Write out the material exactly, with the pictures left out.
-- BEGIN Data provided --
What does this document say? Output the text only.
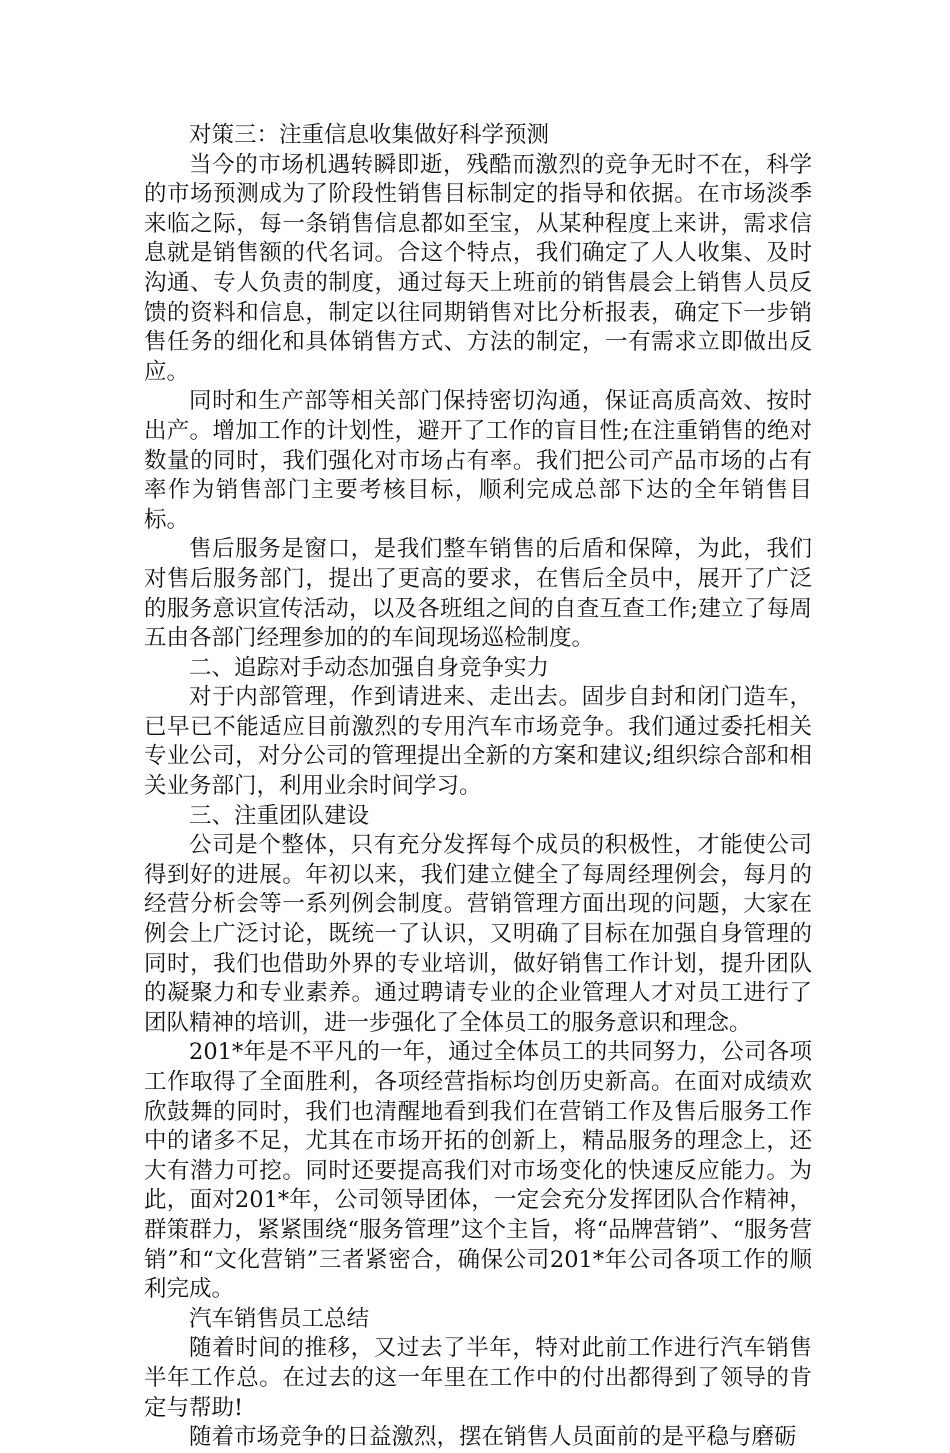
对策三：注重信息收集做好科学预测

当今的市场机遇转瞬即逝，残酷而激烈的竞争无时不在，科学的市场预测成为了阶段性销售目标制定的指导和依据。在市场淡季来临之际，每一条销售信息都如至宝，从某种程度上来讲，需求信息就是销售额的代名词。合这个特点，我们确定了人人收集、及时沟通、专人负责的制度，通过每天上班前的销售晨会上销售人员反馈的资料和信息，制定以往同期销售对比分析报表，确定下一步销售任务的细化和具体销售方式、方法的制定，一有需求立即做出反应。

同时和生产部等相关部门保持密切沟通，保证高质高效、按时出产。增加工作的计划性，避开了工作的盲目性;在注重销售的绝对数量的同时，我们强化对市场占有率。我们把公司产品市场的占有率作为销售部门主要考核目标，顺利完成总部下达的全年销售目标。

售后服务是窗口，是我们整车销售的后盾和保障，为此，我们对售后服务部门，提出了更高的要求，在售后全员中，展开了广泛的服务意识宣传活动，以及各班组之间的自查互查工作;建立了每周五由各部门经理参加的的车间现场巡检制度。

二、追踪对手动态加强自身竞争实力

对于内部管理，作到请进来、走出去。固步自封和闭门造车，已早已不能适应目前激烈的专用汽车市场竞争。我们通过委托相关专业公司，对分公司的管理提出全新的方案和建议;组织综合部和相关业务部门，利用业余时间学习。

三、注重团队建设

公司是个整体，只有充分发挥每个成员的积极性，才能使公司得到好的进展。年初以来，我们建立健全了每周经理例会，每月的经营分析会等一系列例会制度。营销管理方面出现的问题，大家在例会上广泛讨论，既统一了认识，又明确了目标在加强自身管理的同时，我们也借助外界的专业培训，做好销售工作计划，提升团队的凝聚力和专业素养。通过聘请专业的企业管理人才对员工进行了团队精神的培训，进一步强化了全体员工的服务意识和理念。

201*年是不平凡的一年，通过全体员工的共同努力，公司各项工作取得了全面胜利，各项经营指标均创历史新高。在面对成绩欢欣鼓舞的同时，我们也清醒地看到我们在营销工作及售后服务工作中的诸多不足，尤其在市场开拓的创新上，精品服务的理念上，还大有潜力可挖。同时还要提高我们对市场变化的快速反应能力。为此，面对201*年，公司领导团体，一定会充分发挥团队合作精神，群策群力，紧紧围绕“服务管理”这个主旨，将“品牌营销”、“服务营销”和“文化营销”三者紧密合，确保公司201*年公司各项工作的顺利完成。

汽车销售员工总结

随着时间的推移，又过去了半年，特对此前工作进行汽车销售半年工作总。在过去的这一年里在工作中的付出都得到了领导的肯定与帮助!

随着市场竞争的日益激烈，摆在销售人员面前的是平稳与磨砺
-- END Data provided --
> _Response to the exercise_:
What does this document say? Output the text only.
对策三：注重信息收集做好科学预测

当今的市场机遇转瞬即逝，残酷而激烈的竞争无时不在，科学的市场预测成为了阶段性销售目标制定的指导和依据。在市场淡季来临之际，每一条销售信息都如至宝，从某种程度上来讲，需求信息就是销售额的代名词。合这个特点，我们确定了人人收集、及时沟通、专人负责的制度，通过每天上班前的销售晨会上销售人员反馈的资料和信息，制定以往同期销售对比分析报表，确定下一步销售任务的细化和具体销售方式、方法的制定，一有需求立即做出反应。

同时和生产部等相关部门保持密切沟通，保证高质高效、按时出产。增加工作的计划性，避开了工作的盲目性;在注重销售的绝对数量的同时，我们强化对市场占有率。我们把公司产品市场的占有率作为销售部门主要考核目标，顺利完成总部下达的全年销售目标。

售后服务是窗口，是我们整车销售的后盾和保障，为此，我们对售后服务部门，提出了更高的要求，在售后全员中，展开了广泛的服务意识宣传活动，以及各班组之间的自查互查工作;建立了每周五由各部门经理参加的的车间现场巡检制度。

二、追踪对手动态加强自身竞争实力

对于内部管理，作到请进来、走出去。固步自封和闭门造车，已早已不能适应目前激烈的专用汽车市场竞争。我们通过委托相关专业公司，对分公司的管理提出全新的方案和建议;组织综合部和相关业务部门，利用业余时间学习。

三、注重团队建设

公司是个整体，只有充分发挥每个成员的积极性，才能使公司得到好的进展。年初以来，我们建立健全了每周经理例会，每月的经营分析会等一系列例会制度。营销管理方面出现的问题，大家在例会上广泛讨论，既统一了认识，又明确了目标在加强自身管理的同时，我们也借助外界的专业培训，做好销售工作计划，提升团队的凝聚力和专业素养。通过聘请专业的企业管理人才对员工进行了团队精神的培训，进一步强化了全体员工的服务意识和理念。

201*年是不平凡的一年，通过全体员工的共同努力，公司各项工作取得了全面胜利，各项经营指标均创历史新高。在面对成绩欢欣鼓舞的同时，我们也清醒地看到我们在营销工作及售后服务工作中的诸多不足，尤其在市场开拓的创新上，精品服务的理念上，还大有潜力可挖。同时还要提高我们对市场变化的快速反应能力。为此，面对201*年，公司领导团体，一定会充分发挥团队合作精神，群策群力，紧紧围绕“服务管理”这个主旨，将“品牌营销”、“服务营销”和“文化营销”三者紧密合，确保公司201*年公司各项工作的顺利完成。

汽车销售员工总结

随着时间的推移，又过去了半年，特对此前工作进行汽车销售半年工作总。在过去的这一年里在工作中的付出都得到了领导的肯定与帮助!

随着市场竞争的日益激烈，摆在销售人员面前的是平稳与磨砺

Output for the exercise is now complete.